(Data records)
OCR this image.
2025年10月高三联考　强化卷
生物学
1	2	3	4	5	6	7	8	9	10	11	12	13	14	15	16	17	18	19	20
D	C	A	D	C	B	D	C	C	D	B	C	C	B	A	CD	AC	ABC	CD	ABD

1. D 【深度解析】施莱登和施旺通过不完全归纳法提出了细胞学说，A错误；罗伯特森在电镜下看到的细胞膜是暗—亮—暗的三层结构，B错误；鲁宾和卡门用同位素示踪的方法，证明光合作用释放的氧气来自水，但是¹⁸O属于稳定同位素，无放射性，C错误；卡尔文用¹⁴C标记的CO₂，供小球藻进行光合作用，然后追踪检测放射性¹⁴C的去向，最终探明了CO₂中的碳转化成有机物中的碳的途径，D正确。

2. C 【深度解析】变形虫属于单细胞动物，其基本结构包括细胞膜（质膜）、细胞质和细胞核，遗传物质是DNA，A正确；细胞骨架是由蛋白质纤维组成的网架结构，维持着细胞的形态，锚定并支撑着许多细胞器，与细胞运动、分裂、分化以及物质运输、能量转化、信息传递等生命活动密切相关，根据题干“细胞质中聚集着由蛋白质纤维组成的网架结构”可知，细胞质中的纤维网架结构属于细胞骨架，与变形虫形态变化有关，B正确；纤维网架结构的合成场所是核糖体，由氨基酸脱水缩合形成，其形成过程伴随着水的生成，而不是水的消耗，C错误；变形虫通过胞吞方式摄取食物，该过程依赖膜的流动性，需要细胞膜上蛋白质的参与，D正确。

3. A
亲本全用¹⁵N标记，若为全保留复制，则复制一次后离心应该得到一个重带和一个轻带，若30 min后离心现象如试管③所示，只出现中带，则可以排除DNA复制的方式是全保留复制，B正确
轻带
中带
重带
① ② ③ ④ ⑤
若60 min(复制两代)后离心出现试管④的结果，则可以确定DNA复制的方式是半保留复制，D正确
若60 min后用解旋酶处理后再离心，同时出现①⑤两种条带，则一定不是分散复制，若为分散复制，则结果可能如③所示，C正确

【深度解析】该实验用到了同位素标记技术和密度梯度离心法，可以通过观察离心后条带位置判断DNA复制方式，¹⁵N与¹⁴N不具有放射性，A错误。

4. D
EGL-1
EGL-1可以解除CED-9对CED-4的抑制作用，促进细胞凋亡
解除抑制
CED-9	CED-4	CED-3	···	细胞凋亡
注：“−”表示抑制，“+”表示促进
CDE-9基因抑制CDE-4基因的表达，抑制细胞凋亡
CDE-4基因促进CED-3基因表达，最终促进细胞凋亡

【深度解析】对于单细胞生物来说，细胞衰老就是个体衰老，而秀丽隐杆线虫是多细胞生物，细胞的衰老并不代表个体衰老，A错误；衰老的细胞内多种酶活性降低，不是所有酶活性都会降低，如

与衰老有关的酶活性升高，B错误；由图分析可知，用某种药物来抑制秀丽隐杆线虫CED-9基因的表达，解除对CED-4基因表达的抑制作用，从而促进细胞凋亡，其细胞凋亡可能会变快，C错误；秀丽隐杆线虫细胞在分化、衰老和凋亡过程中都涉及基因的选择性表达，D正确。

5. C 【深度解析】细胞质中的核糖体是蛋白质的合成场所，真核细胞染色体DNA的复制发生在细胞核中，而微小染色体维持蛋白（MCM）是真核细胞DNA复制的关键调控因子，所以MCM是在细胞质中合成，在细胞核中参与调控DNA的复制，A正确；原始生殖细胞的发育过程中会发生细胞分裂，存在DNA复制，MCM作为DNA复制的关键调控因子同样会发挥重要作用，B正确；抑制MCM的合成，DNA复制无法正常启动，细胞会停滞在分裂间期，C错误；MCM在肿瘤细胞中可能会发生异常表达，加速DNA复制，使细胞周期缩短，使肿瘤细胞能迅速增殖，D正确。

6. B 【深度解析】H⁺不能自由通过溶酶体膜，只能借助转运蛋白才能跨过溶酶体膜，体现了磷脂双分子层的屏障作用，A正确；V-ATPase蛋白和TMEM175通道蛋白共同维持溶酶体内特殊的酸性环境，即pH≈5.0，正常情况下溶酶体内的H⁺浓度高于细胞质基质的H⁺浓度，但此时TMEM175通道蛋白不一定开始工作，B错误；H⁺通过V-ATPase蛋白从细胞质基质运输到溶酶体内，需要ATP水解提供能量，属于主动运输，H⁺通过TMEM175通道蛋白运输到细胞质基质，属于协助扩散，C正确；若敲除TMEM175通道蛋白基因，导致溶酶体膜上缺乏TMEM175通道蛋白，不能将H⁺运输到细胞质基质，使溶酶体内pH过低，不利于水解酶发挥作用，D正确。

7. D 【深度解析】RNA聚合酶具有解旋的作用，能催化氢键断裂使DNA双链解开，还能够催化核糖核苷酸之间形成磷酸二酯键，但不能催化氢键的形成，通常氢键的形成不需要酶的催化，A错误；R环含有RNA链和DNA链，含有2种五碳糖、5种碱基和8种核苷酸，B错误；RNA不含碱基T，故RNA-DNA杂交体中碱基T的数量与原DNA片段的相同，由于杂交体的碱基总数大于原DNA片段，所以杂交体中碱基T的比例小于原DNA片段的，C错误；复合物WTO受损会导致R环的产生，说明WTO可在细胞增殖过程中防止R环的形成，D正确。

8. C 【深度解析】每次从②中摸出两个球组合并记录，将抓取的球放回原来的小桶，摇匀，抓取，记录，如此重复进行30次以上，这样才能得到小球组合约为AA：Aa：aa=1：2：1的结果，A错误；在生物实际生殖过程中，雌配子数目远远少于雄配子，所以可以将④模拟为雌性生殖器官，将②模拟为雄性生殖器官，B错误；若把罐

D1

# REQUEST
Repeat the lines above exactly.

# THE ANSWER
OCR this image.
2025年10月高三联考　强化卷
生物学
1	2	3	4	5	6	7	8	9	10	11	12	13	14	15	16	17	18	19	20
D	C	A	D	C	B	D	C	C	D	B	C	C	B	A	CD	AC	ABC	CD	ABD

1. D 【深度解析】施莱登和施旺通过不完全归纳法提出了细胞学说，A错误；罗伯特森在电镜下看到的细胞膜是暗—亮—暗的三层结构，B错误；鲁宾和卡门用同位素示踪的方法，证明光合作用释放的氧气来自水，但是¹⁸O属于稳定同位素，无放射性，C错误；卡尔文用¹⁴C标记的CO₂，供小球藻进行光合作用，然后追踪检测放射性¹⁴C的去向，最终探明了CO₂中的碳转化成有机物中的碳的途径，D正确。

2. C 【深度解析】变形虫属于单细胞动物，其基本结构包括细胞膜（质膜）、细胞质和细胞核，遗传物质是DNA，A正确；细胞骨架是由蛋白质纤维组成的网架结构，维持着细胞的形态，锚定并支撑着许多细胞器，与细胞运动、分裂、分化以及物质运输、能量转化、信息传递等生命活动密切相关，根据题干“细胞质中聚集着由蛋白质纤维组成的网架结构”可知，细胞质中的纤维网架结构属于细胞骨架，与变形虫形态变化有关，B正确；纤维网架结构的合成场所是核糖体，由氨基酸脱水缩合形成，其形成过程伴随着水的生成，而不是水的消耗，C错误；变形虫通过胞吞方式摄取食物，该过程依赖膜的流动性，需要细胞膜上蛋白质的参与，D正确。

3. A
亲本全用¹⁵N标记，若为全保留复制，则复制一次后离心应该得到一个重带和一个轻带，若30 min后离心现象如试管③所示，只出现中带，则可以排除DNA复制的方式是全保留复制，B正确
轻带
中带
重带
① ② ③ ④ ⑤
若60 min(复制两代)后离心出现试管④的结果，则可以确定DNA复制的方式是半保留复制，D正确
若60 min后用解旋酶处理后再离心，同时出现①⑤两种条带，则一定不是分散复制，若为分散复制，则结果可能如③所示，C正确

【深度解析】该实验用到了同位素标记技术和密度梯度离心法，可以通过观察离心后条带位置判断DNA复制方式，¹⁵N与¹⁴N不具有放射性，A错误。

4. D
EGL-1
EGL-1可以解除CED-9对CED-4的抑制作用，促进细胞凋亡
解除抑制
CED-9	CED-4	CED-3	···	细胞凋亡
注：“−”表示抑制，“+”表示促进
CDE-9基因抑制CDE-4基因的表达，抑制细胞凋亡
CDE-4基因促进CED-3基因表达，最终促进细胞凋亡

【深度解析】对于单细胞生物来说，细胞衰老就是个体衰老，而秀丽隐杆线虫是多细胞生物，细胞的衰老并不代表个体衰老，A错误；衰老的细胞内多种酶活性降低，不是所有酶活性都会降低，如

与衰老有关的酶活性升高，B错误；由图分析可知，用某种药物来抑制秀丽隐杆线虫CED-9基因的表达，解除对CED-4基因表达的抑制作用，从而促进细胞凋亡，其细胞凋亡可能会变快，C错误；秀丽隐杆线虫细胞在分化、衰老和凋亡过程中都涉及基因的选择性表达，D正确。

5. C 【深度解析】细胞质中的核糖体是蛋白质的合成场所，真核细胞染色体DNA的复制发生在细胞核中，而微小染色体维持蛋白（MCM）是真核细胞DNA复制的关键调控因子，所以MCM是在细胞质中合成，在细胞核中参与调控DNA的复制，A正确；原始生殖细胞的发育过程中会发生细胞分裂，存在DNA复制，MCM作为DNA复制的关键调控因子同样会发挥重要作用，B正确；抑制MCM的合成，DNA复制无法正常启动，细胞会停滞在分裂间期，C错误；MCM在肿瘤细胞中可能会发生异常表达，加速DNA复制，使细胞周期缩短，使肿瘤细胞能迅速增殖，D正确。

6. B 【深度解析】H⁺不能自由通过溶酶体膜，只能借助转运蛋白才能跨过溶酶体膜，体现了磷脂双分子层的屏障作用，A正确；V-ATPase蛋白和TMEM175通道蛋白共同维持溶酶体内特殊的酸性环境，即pH≈5.0，正常情况下溶酶体内的H⁺浓度高于细胞质基质的H⁺浓度，但此时TMEM175通道蛋白不一定开始工作，B错误；H⁺通过V-ATPase蛋白从细胞质基质运输到溶酶体内，需要ATP水解提供能量，属于主动运输，H⁺通过TMEM175通道蛋白运输到细胞质基质，属于协助扩散，C正确；若敲除TMEM175通道蛋白基因，导致溶酶体膜上缺乏TMEM175通道蛋白，不能将H⁺运输到细胞质基质，使溶酶体内pH过低，不利于水解酶发挥作用，D正确。

7. D 【深度解析】RNA聚合酶具有解旋的作用，能催化氢键断裂使DNA双链解开，还能够催化核糖核苷酸之间形成磷酸二酯键，但不能催化氢键的形成，通常氢键的形成不需要酶的催化，A错误；R环含有RNA链和DNA链，含有2种五碳糖、5种碱基和8种核苷酸，B错误；RNA不含碱基T，故RNA-DNA杂交体中碱基T的数量与原DNA片段的相同，由于杂交体的碱基总数大于原DNA片段，所以杂交体中碱基T的比例小于原DNA片段的，C错误；复合物WTO受损会导致R环的产生，说明WTO可在细胞增殖过程中防止R环的形成，D正确。

8. C 【深度解析】每次从②中摸出两个球组合并记录，将抓取的球放回原来的小桶，摇匀，抓取，记录，如此重复进行30次以上，这样才能得到小球组合约为AA：Aa：aa=1：2：1的结果，A错误；在生物实际生殖过程中，雌配子数目远远少于雄配子，所以可以将④模拟为雌性生殖器官，将②模拟为雄性生殖器官，B错误；若把罐

D1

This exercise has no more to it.